[What the exercise asks]
The data below should be restated word for word, with every picture omitted.

[Stored items]
....

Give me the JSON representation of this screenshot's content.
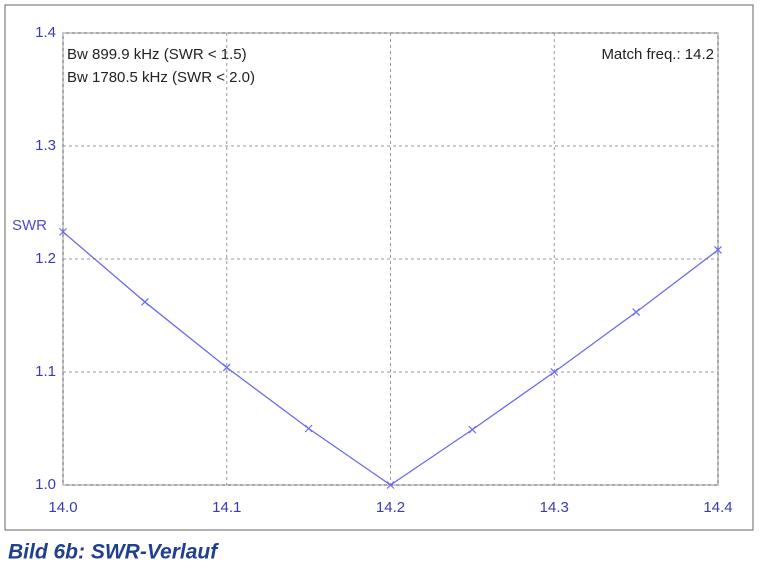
{
  "chart_data": {
    "type": "line",
    "ylabel": "SWR",
    "annotations": [
      "Bw 899.9 kHz (SWR < 1.5)",
      "Bw 1780.5 kHz (SWR < 2.0)",
      "Match freq.: 14.2"
    ],
    "caption": "Bild 6b:  SWR-Verlauf",
    "x": [
      14.0,
      14.05,
      14.1,
      14.15,
      14.2,
      14.25,
      14.3,
      14.35,
      14.4
    ],
    "series": [
      {
        "color": "#6b6bf2",
        "values": [
          1.224,
          1.162,
          1.104,
          1.05,
          1.0,
          1.049,
          1.1,
          1.153,
          1.208
        ]
      }
    ],
    "xlim": [
      14.0,
      14.4
    ],
    "ylim": [
      1.0,
      1.4
    ],
    "xticks": [
      {
        "value": 14.0,
        "label": "14.0"
      },
      14.1,
      14.2,
      14.3,
      14.4
    ],
    "yticks": [
      {
        "value": 1.0,
        "label": "1.0"
      },
      1.1,
      1.2,
      1.3,
      1.4
    ],
    "grid": true
  }
}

....

[Right answer]
Give me the JSON representation of this screenshot's content.
{
  "chart_data": {
    "type": "line",
    "ylabel": "SWR",
    "annotations": [
      "Bw 899.9 kHz (SWR < 1.5)",
      "Bw 1780.5 kHz (SWR < 2.0)",
      "Match freq.: 14.2"
    ],
    "caption": "Bild 6b:  SWR-Verlauf",
    "x": [
      14.0,
      14.05,
      14.1,
      14.15,
      14.2,
      14.25,
      14.3,
      14.35,
      14.4
    ],
    "series": [
      {
        "color": "#6b6bf2",
        "values": [
          1.224,
          1.162,
          1.104,
          1.05,
          1.0,
          1.049,
          1.1,
          1.153,
          1.208
        ]
      }
    ],
    "xlim": [
      14.0,
      14.4
    ],
    "ylim": [
      1.0,
      1.4
    ],
    "xticks": [
      {
        "value": 14.0,
        "label": "14.0"
      },
      14.1,
      14.2,
      14.3,
      14.4
    ],
    "yticks": [
      {
        "value": 1.0,
        "label": "1.0"
      },
      1.1,
      1.2,
      1.3,
      1.4
    ],
    "grid": true
  }
}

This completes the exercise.